### 問題文
イリスについての抜粋で、役割と象徴性として箇条書きになっている項目をすべて書き出してください。

イリスとは?
いりす
イリスとは、ギリシア神話に登場する虹の女神で、オリュンポスの神々と人間の間でメッセージを運ぶ使者として知られています。
イリス(Iris)は、ギリシア神話における虹の擬人化であり、神々の使者(メッセンジャー)を務める女神です。タウマスとオケアノスの娘エレクトラの間に生まれたとされ、その名前はギリシア語で「虹」を意味します。翼を持ち、虹を渡って天と地・海を自在に行き来できるとされました。
ホメロスの叙事詩ではヘルメスと並ぶ主要な神の使者として登場し、特に女神ヘラの命を受けて動く場面が多く描かれています。ヘシオドスの『神統記』では系譜が詳しく語られており、ティターン神族の子孫に当たります。
イリスの役割と象徴性は多岐にわたります。
- 神々の言葉を人間や他の神へ伝える「天の電報係」的存在
- 虹のように天と地をつなぐ橋渡しの象徴
- 河(ステュクス)の水を神々の誓いのために運ぶ役割
- 後代の美術では黄金の翼と水差しを持つ姿で描かれることが多い
ローマ神話ではアルクスという女神に相当しますが、ローマではイリスという名称のまま使われることも多かったです。また、花のアイリス(菖蒲・アヤメ)はこの女神の名に由来し、虹色のカラフルな花色がその由来とされています。
使い方・例文
ギリシア神話の物語の中で「神がメッセージを届けた」という場面では、しばしばイリスが虹を渡って地上へ降り立つ姿として描かれます。

### 提供された行

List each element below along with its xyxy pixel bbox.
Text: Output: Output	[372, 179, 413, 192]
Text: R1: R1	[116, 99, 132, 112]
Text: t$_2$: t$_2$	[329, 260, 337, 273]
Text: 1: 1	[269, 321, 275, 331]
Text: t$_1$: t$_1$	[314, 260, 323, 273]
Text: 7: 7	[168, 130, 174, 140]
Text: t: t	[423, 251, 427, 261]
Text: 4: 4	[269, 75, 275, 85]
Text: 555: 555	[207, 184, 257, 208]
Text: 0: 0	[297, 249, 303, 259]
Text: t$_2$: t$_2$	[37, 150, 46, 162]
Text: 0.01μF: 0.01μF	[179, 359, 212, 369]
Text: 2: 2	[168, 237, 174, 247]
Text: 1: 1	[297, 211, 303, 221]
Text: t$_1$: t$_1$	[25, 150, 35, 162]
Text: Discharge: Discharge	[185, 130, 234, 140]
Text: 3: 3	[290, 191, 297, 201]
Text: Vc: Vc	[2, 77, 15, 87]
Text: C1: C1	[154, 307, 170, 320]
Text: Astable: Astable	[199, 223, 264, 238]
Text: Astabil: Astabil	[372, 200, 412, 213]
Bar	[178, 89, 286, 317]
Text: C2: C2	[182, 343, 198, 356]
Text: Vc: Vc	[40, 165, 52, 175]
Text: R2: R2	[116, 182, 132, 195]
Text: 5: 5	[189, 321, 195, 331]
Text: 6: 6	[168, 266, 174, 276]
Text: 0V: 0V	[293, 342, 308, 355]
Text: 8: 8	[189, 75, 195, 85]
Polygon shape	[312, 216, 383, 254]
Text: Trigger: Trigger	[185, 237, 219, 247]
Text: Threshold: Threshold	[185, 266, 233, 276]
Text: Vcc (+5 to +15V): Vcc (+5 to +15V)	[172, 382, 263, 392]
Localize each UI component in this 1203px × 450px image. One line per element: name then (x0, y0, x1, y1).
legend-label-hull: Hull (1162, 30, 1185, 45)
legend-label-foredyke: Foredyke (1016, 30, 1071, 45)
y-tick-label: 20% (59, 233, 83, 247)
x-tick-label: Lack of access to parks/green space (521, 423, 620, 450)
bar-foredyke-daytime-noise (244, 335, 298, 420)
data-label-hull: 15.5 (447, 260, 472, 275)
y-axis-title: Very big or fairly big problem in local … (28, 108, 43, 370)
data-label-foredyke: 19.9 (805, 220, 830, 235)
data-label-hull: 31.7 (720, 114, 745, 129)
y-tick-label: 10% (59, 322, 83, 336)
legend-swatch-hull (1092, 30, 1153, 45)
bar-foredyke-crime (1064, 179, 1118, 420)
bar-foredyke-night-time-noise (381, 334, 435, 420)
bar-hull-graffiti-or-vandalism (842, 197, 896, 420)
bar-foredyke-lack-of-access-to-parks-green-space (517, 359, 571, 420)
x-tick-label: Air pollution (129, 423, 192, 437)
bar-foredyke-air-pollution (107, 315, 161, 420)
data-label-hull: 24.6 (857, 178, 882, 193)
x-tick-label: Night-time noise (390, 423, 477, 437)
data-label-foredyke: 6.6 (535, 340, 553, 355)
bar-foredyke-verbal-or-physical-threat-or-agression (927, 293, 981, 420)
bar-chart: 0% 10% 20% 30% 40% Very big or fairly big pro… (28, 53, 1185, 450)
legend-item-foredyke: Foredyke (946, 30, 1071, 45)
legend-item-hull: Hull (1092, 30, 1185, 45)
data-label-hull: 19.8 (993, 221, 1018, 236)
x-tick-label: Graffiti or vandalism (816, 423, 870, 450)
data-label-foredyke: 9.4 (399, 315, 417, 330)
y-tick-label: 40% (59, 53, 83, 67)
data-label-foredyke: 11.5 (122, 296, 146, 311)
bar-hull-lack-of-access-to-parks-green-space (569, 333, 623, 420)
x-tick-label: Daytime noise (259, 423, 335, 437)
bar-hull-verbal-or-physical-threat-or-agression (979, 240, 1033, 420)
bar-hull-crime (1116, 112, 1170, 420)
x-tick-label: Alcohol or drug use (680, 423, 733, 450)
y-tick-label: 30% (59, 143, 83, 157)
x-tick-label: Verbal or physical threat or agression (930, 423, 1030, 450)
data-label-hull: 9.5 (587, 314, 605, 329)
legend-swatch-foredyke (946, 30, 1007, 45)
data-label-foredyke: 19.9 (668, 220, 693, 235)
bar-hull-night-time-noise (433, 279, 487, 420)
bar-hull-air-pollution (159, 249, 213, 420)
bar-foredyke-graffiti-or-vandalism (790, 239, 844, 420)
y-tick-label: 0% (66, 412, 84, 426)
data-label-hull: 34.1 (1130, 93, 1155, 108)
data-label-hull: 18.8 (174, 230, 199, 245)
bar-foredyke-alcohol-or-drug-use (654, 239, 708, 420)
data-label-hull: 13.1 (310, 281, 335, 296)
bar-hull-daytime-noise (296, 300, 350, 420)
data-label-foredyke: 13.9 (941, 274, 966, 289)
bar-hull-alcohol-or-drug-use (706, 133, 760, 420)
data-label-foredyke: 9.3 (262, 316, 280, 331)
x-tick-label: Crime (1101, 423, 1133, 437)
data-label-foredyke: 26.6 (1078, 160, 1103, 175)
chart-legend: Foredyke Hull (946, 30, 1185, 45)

### あなたの回答
- 神々の言葉を人間や他の神へ伝える「天の電報係」的存在
- 虹のように天と地をつなぐ橋渡しの象徴
- 河(ステュクス)の水を神々の誓いのために運ぶ役割
- 後代の美術では黄金の翼と水差しを持つ姿で描かれることが多い